◆ Instructions ◆
1) From the Portugal blog post, list the finds that the rubbish piles under the bank yielded.
2) Continue the Portugal blog post from where it stops.

=== Excerpted text ===

Sunday, November 26, 2017

Portugal — Layers upon Layers



As well as a collage, Portugal is layers.

Phoenicians. Vikings. Visogoths. Christian conversion. Moor domination for 400 years. Crusades. Kings and assassinations. World navigation and ostentatious wealth. Spices and gold. (Vasco de Gama, folks, was not a nice guy. Burned a boat of pilgrims headed for Mecca alive.) Acquisition of church property by the state.  Dictatorship. Democracy. EU…

By chance (believe me published schedules here don’t always work) I found the door to an Archeological Museum in Lisbon –not the main one.. The guide-book-address door wouldn’t open (getting ready for an exhibition, I was later told). Around the corner at another door a guide said the tour was full and come back later but to arrange it by the next door. It turned out to be the back-door to a bank and the clerk was quite upset with me. But I came back in a hour (no one answered the phone either) and the guide led me down layers upon layers… Patience in Portugal, Kathy, and it is always worthwhile.

See the vats where Romans layered salted fish with herbs making a paste they stuffed into amphora for shipment back to Rome. (Like caviar spread in Norway, I wonder?) Where houses lived and lanes wandered. Where rubbish piles yielded ceramics and glass, jewelry and bones. All unearthed when the underground was excavated for the bank.








And in another museum, a Roman man in a toga. 



And useful items from the Chalcolithic era.

=== Supplied material ===

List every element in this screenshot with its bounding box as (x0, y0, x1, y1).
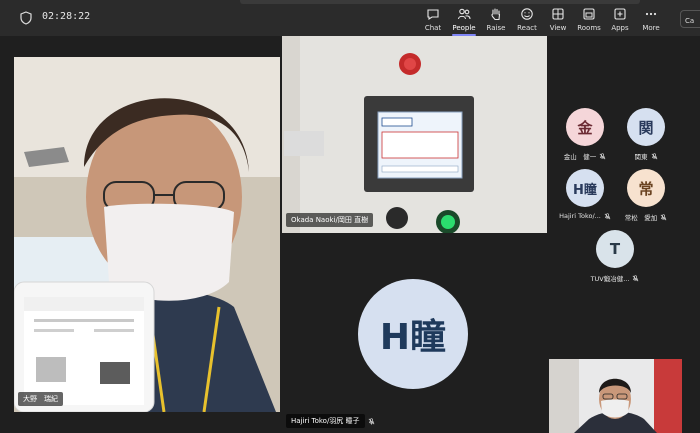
chat-button[interactable]: Chat (418, 4, 448, 34)
more-button[interactable]: More (636, 4, 666, 34)
meeting-timer: 02:28:22 (42, 11, 91, 22)
mic-off-icon (599, 152, 606, 159)
participant-avatar: H瞳 (566, 169, 604, 207)
participant-avatar: 関 (627, 108, 665, 146)
react-icon (521, 8, 533, 20)
react-button[interactable]: React (512, 4, 542, 34)
video-frame-left (14, 57, 280, 412)
people-icon (457, 8, 471, 20)
leave-button[interactable]: Ca (680, 10, 700, 28)
participant-avatar-item[interactable]: H瞳 Hajiri Toko/... (550, 169, 620, 220)
shield-icon (20, 11, 32, 25)
mic-off-icon (660, 213, 667, 220)
self-view-frame (549, 359, 682, 433)
participant-avatar-item[interactable]: 常 常松 愛加 (611, 169, 681, 222)
mic-off-icon (633, 274, 639, 281)
video-tile-center[interactable]: Okada Naoki/岡田 直樹 (282, 36, 547, 233)
participant-avatar-item[interactable]: T TUV鍛冶健... (580, 230, 650, 283)
participant-avatar: 常 (627, 169, 665, 207)
mic-off-icon (651, 152, 657, 159)
participant-name: Hajiri Toko/... (559, 212, 601, 220)
participant-avatar-item[interactable]: 金 金山 健一 (550, 108, 620, 161)
apps-icon (614, 8, 626, 20)
participant-avatar: 金 (566, 108, 604, 146)
view-icon (552, 8, 564, 20)
view-button[interactable]: View (543, 4, 573, 34)
avatar-tile-center[interactable]: H瞳 Hajiri Toko/羽尻 瞳子 (282, 235, 547, 432)
participant-name: TUV鍛冶健... (590, 275, 630, 283)
raise-hand-icon (491, 8, 501, 21)
participant-name: 関東 (634, 153, 648, 161)
mic-off-icon (604, 212, 611, 219)
meeting-toolbar: 02:28:22 Chat People Raise React View Ro… (0, 0, 700, 36)
participant-avatar-item[interactable]: 関 関東 (611, 108, 681, 161)
rooms-button[interactable]: Rooms (574, 4, 604, 34)
participant-name-row: Hajiri Toko/羽尻 瞳子 (286, 414, 375, 428)
participant-name-tag: Hajiri Toko/羽尻 瞳子 (286, 414, 365, 428)
apps-button[interactable]: Apps (605, 4, 635, 34)
participant-name: 金山 健一 (563, 153, 597, 161)
more-icon (645, 12, 657, 16)
participant-name-tag: Okada Naoki/岡田 直樹 (286, 213, 374, 227)
participant-avatar: T (596, 230, 634, 268)
participant-name-tag: 大野 瑞紀 (18, 392, 63, 406)
raise-hand-button[interactable]: Raise (481, 4, 511, 34)
self-view-tile[interactable] (549, 359, 682, 433)
video-frame-center (282, 36, 547, 233)
participant-name: 常松 愛加 (624, 214, 658, 222)
rooms-icon (583, 8, 595, 20)
participant-avatar-large: H瞳 (358, 279, 468, 389)
video-tile-left[interactable]: 大野 瑞紀 (14, 57, 280, 412)
chat-icon (427, 9, 439, 21)
mic-off-icon (368, 417, 374, 425)
meeting-stage: 大野 瑞紀 Okada Naoki/岡田 直樹 H瞳 Hajiri Toko/羽… (0, 36, 700, 433)
people-button[interactable]: People (449, 4, 479, 36)
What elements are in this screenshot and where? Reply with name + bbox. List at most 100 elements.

===

◆ Answers for the exercise ◆
1) ceramics, glass, jewelry, bones

2)
Layers of disaster too! 

The giant earthquake of 1755 in Lisbon, tsunami and fires totally rearranged the city and, I wonder, the psyche? A third of the population died, the center of the city was  destroyed and the king forever suffered from PTSD (always afterwards living in a tent). Leaders came to the rescue with the immediate motto: “Bury the dead and tend to the living.” And the center of the city was rebuilt by a grid plan which is infinitely easier for the tourist! But always, always there is the reminder of the layer of past destruction. 

See the church tinged by fire. 





And a convent, Museo do Cormo, with the lovely arches remaining when the roof came down. (Almost more lovely, I thought, like a sculpture or forest.)







And layers upon layers of emotion.

Guides on walking tours have tried to explain “fado.” I was told it was born of suffering, from the women left behind when their sailors left for places unknown (or just to fish) and knew they might not return. But more than that, the yearning or longing or anticipation of a better time, when they might return, when life might be joyful. Of course I had to seek it out. It is not just music, though the duet of guitar  and the round 12 string Portuguese guitar is unique.Fado is an experience where one dips into the layers of the past. When the singer stands up the bar is darkened and no one speaks. Always they sing from the heart with profound emotion. I couldn’t understand the word but the passion was clear. Where I went the singers were not paid. Of course most of the songs were about love, because “love always contains sadness.” 

Here are the singers. Each one takes a set of about three songs. They do it for the love of it. One told me, “Of course Fado is sad, “Because love is sad.”






 And here, listen for yourself and FEEL...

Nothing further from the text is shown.